(Dataset excerpts)
******************************
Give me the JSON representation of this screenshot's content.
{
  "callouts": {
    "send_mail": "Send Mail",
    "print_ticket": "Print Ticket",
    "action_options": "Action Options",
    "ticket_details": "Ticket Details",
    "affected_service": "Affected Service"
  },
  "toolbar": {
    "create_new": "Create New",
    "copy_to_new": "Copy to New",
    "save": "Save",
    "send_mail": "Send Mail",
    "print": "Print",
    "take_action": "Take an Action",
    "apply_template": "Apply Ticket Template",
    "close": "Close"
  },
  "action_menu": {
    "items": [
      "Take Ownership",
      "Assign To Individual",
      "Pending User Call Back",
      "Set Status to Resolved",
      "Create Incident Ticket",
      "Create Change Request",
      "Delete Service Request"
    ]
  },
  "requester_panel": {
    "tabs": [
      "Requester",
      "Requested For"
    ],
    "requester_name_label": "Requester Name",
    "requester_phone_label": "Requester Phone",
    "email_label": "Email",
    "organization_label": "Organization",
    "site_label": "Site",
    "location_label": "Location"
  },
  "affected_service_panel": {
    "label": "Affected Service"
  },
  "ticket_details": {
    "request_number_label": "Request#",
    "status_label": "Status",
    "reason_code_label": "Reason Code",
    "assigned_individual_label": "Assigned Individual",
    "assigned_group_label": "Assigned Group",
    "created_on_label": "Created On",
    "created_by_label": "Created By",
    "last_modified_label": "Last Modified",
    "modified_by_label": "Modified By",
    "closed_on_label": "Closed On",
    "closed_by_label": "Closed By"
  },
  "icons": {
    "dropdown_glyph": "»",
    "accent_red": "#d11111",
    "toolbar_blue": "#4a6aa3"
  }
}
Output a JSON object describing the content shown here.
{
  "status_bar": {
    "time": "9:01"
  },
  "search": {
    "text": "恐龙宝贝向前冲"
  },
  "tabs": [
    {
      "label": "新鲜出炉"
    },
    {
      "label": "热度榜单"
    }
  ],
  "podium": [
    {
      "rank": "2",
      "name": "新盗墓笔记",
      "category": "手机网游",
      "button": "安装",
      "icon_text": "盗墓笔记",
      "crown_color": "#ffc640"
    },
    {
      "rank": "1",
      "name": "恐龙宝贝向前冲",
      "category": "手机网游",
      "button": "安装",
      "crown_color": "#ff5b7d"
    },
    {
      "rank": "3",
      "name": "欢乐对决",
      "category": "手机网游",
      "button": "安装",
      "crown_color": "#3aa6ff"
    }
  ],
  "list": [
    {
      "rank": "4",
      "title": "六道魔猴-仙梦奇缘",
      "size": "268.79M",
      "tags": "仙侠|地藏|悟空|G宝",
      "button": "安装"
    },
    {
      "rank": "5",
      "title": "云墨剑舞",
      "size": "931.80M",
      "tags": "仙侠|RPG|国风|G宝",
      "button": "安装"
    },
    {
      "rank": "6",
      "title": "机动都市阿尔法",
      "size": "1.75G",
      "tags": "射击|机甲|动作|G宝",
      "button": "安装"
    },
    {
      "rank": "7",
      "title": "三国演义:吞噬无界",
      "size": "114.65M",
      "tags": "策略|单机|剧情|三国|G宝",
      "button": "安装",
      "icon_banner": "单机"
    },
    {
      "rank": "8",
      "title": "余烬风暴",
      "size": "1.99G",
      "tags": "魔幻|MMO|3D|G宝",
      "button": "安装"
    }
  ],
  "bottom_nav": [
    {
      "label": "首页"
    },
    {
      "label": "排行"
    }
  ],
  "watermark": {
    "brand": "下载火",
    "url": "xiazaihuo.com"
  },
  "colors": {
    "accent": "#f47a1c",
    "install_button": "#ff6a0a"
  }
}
******************************
- Exercise
Using the records above, gather all lines where the string "rank" is present.

- Exercise result
      "rank": "2",
      "rank": "1",
      "rank": "3",
      "rank": "4",
      "rank": "5",
      "rank": "6",
      "rank": "7",
      "rank": "8",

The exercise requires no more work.